→ Dataset entries on figures
· · ·

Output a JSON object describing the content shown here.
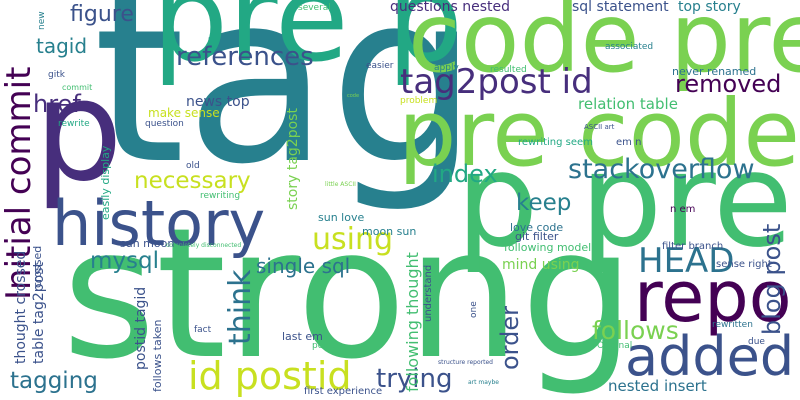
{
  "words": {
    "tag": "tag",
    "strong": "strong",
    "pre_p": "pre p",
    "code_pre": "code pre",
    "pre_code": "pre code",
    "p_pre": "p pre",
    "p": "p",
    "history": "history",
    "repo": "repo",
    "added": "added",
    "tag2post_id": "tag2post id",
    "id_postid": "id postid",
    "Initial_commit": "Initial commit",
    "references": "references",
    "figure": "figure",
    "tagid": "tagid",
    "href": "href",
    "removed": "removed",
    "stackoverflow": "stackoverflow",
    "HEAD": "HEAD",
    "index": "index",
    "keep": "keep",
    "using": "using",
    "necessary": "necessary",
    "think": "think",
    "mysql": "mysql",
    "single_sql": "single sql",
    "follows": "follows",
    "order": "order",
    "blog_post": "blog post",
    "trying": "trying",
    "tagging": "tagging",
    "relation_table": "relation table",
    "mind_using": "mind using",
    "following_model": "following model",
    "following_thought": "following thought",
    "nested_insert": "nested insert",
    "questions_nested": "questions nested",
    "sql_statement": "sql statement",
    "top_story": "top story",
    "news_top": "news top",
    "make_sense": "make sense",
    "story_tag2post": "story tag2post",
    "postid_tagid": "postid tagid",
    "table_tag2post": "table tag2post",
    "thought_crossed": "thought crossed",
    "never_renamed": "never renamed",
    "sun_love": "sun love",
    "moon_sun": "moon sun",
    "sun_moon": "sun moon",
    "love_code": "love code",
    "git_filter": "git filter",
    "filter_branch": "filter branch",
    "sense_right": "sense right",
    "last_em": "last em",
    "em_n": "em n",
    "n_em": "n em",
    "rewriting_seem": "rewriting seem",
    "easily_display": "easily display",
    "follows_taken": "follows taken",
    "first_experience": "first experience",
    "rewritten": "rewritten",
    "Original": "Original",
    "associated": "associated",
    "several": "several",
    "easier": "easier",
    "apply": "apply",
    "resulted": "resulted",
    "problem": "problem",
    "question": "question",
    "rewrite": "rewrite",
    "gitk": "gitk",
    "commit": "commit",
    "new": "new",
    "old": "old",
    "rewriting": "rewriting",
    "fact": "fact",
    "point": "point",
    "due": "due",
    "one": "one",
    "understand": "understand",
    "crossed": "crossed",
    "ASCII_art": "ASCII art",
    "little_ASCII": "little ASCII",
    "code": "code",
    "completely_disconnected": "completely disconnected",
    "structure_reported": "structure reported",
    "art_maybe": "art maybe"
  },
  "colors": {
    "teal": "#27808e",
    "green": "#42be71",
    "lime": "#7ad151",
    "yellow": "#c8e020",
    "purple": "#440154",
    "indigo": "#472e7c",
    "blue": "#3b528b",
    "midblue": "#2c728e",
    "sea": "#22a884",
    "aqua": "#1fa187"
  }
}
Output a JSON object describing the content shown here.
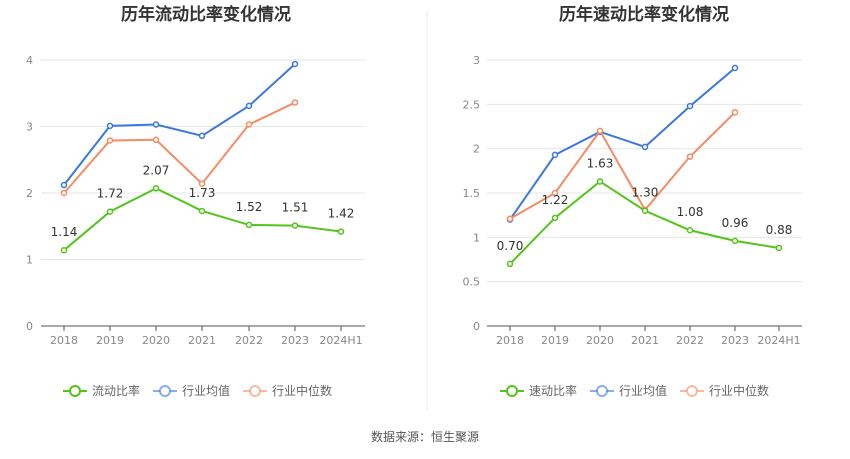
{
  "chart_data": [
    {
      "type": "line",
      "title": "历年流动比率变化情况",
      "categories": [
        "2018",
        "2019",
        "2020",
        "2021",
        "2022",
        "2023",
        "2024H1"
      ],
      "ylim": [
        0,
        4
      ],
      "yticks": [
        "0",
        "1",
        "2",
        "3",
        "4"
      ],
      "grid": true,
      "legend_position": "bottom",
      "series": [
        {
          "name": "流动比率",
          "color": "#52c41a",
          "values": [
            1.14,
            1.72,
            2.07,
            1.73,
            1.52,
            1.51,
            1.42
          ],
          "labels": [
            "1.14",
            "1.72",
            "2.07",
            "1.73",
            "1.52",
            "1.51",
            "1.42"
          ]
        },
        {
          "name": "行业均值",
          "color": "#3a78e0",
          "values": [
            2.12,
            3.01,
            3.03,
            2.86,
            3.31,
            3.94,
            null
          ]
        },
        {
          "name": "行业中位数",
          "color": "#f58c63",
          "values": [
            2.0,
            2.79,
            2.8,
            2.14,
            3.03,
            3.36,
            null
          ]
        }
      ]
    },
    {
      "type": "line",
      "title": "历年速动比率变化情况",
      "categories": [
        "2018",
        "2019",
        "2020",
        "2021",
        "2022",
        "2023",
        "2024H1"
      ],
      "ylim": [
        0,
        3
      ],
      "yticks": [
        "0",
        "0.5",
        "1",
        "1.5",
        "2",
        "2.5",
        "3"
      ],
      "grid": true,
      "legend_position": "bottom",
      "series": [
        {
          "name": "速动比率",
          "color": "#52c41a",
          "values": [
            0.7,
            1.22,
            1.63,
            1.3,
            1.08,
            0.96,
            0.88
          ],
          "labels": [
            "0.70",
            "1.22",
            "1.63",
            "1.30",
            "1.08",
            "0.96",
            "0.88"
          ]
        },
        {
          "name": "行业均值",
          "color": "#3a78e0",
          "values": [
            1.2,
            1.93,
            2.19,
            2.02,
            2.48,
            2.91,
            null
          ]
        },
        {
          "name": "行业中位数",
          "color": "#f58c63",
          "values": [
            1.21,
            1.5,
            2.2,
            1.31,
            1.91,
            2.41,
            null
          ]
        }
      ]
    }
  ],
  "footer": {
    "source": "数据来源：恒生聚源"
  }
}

· · ·

→ SET PROBLEM
Copy the records above exactly, omitting every picture.

→ RESPONSE FOR THIS EXERCISE
Output a JSON object describing the content shown here.
{
  "words": {
    "tag": "tag",
    "strong": "strong",
    "pre_p": "pre p",
    "code_pre": "code pre",
    "pre_code": "pre code",
    "p_pre": "p pre",
    "p": "p",
    "history": "history",
    "repo": "repo",
    "added": "added",
    "tag2post_id": "tag2post id",
    "id_postid": "id postid",
    "Initial_commit": "Initial commit",
    "references": "references",
    "figure": "figure",
    "tagid": "tagid",
    "href": "href",
    "removed": "removed",
    "stackoverflow": "stackoverflow",
    "HEAD": "HEAD",
    "index": "index",
    "keep": "keep",
    "using": "using",
    "necessary": "necessary",
    "think": "think",
    "mysql": "mysql",
    "single_sql": "single sql",
    "follows": "follows",
    "order": "order",
    "blog_post": "blog post",
    "trying": "trying",
    "tagging": "tagging",
    "relation_table": "relation table",
    "mind_using": "mind using",
    "following_model": "following model",
    "following_thought": "following thought",
    "nested_insert": "nested insert",
    "questions_nested": "questions nested",
    "sql_statement": "sql statement",
    "top_story": "top story",
    "news_top": "news top",
    "make_sense": "make sense",
    "story_tag2post": "story tag2post",
    "postid_tagid": "postid tagid",
    "table_tag2post": "table tag2post",
    "thought_crossed": "thought crossed",
    "never_renamed": "never renamed",
    "sun_love": "sun love",
    "moon_sun": "moon sun",
    "sun_moon": "sun moon",
    "love_code": "love code",
    "git_filter": "git filter",
    "filter_branch": "filter branch",
    "sense_right": "sense right",
    "last_em": "last em",
    "em_n": "em n",
    "n_em": "n em",
    "rewriting_seem": "rewriting seem",
    "easily_display": "easily display",
    "follows_taken": "follows taken",
    "first_experience": "first experience",
    "rewritten": "rewritten",
    "Original": "Original",
    "associated": "associated",
    "several": "several",
    "easier": "easier",
    "apply": "apply",
    "resulted": "resulted",
    "problem": "problem",
    "question": "question",
    "rewrite": "rewrite",
    "gitk": "gitk",
    "commit": "commit",
    "new": "new",
    "old": "old",
    "rewriting": "rewriting",
    "fact": "fact",
    "point": "point",
    "due": "due",
    "one": "one",
    "understand": "understand",
    "crossed": "crossed",
    "ASCII_art": "ASCII art",
    "little_ASCII": "little ASCII",
    "code": "code",
    "completely_disconnected": "completely disconnected",
    "structure_reported": "structure reported",
    "art_maybe": "art maybe"
  },
  "colors": {
    "teal": "#27808e",
    "green": "#42be71",
    "lime": "#7ad151",
    "yellow": "#c8e020",
    "purple": "#440154",
    "indigo": "#472e7c",
    "blue": "#3b528b",
    "midblue": "#2c728e",
    "sea": "#22a884",
    "aqua": "#1fa187"
  }
}
Output a JSON object describing the content shown here.
{
  "chart_data": [
    {
      "type": "line",
      "title": "历年流动比率变化情况",
      "categories": [
        "2018",
        "2019",
        "2020",
        "2021",
        "2022",
        "2023",
        "2024H1"
      ],
      "ylim": [
        0,
        4
      ],
      "yticks": [
        "0",
        "1",
        "2",
        "3",
        "4"
      ],
      "grid": true,
      "legend_position": "bottom",
      "series": [
        {
          "name": "流动比率",
          "color": "#52c41a",
          "values": [
            1.14,
            1.72,
            2.07,
            1.73,
            1.52,
            1.51,
            1.42
          ],
          "labels": [
            "1.14",
            "1.72",
            "2.07",
            "1.73",
            "1.52",
            "1.51",
            "1.42"
          ]
        },
        {
          "name": "行业均值",
          "color": "#3a78e0",
          "values": [
            2.12,
            3.01,
            3.03,
            2.86,
            3.31,
            3.94,
            null
          ]
        },
        {
          "name": "行业中位数",
          "color": "#f58c63",
          "values": [
            2.0,
            2.79,
            2.8,
            2.14,
            3.03,
            3.36,
            null
          ]
        }
      ]
    },
    {
      "type": "line",
      "title": "历年速动比率变化情况",
      "categories": [
        "2018",
        "2019",
        "2020",
        "2021",
        "2022",
        "2023",
        "2024H1"
      ],
      "ylim": [
        0,
        3
      ],
      "yticks": [
        "0",
        "0.5",
        "1",
        "1.5",
        "2",
        "2.5",
        "3"
      ],
      "grid": true,
      "legend_position": "bottom",
      "series": [
        {
          "name": "速动比率",
          "color": "#52c41a",
          "values": [
            0.7,
            1.22,
            1.63,
            1.3,
            1.08,
            0.96,
            0.88
          ],
          "labels": [
            "0.70",
            "1.22",
            "1.63",
            "1.30",
            "1.08",
            "0.96",
            "0.88"
          ]
        },
        {
          "name": "行业均值",
          "color": "#3a78e0",
          "values": [
            1.2,
            1.93,
            2.19,
            2.02,
            2.48,
            2.91,
            null
          ]
        },
        {
          "name": "行业中位数",
          "color": "#f58c63",
          "values": [
            1.21,
            1.5,
            2.2,
            1.31,
            1.91,
            2.41,
            null
          ]
        }
      ]
    }
  ],
  "footer": {
    "source": "数据来源：恒生聚源"
  }
}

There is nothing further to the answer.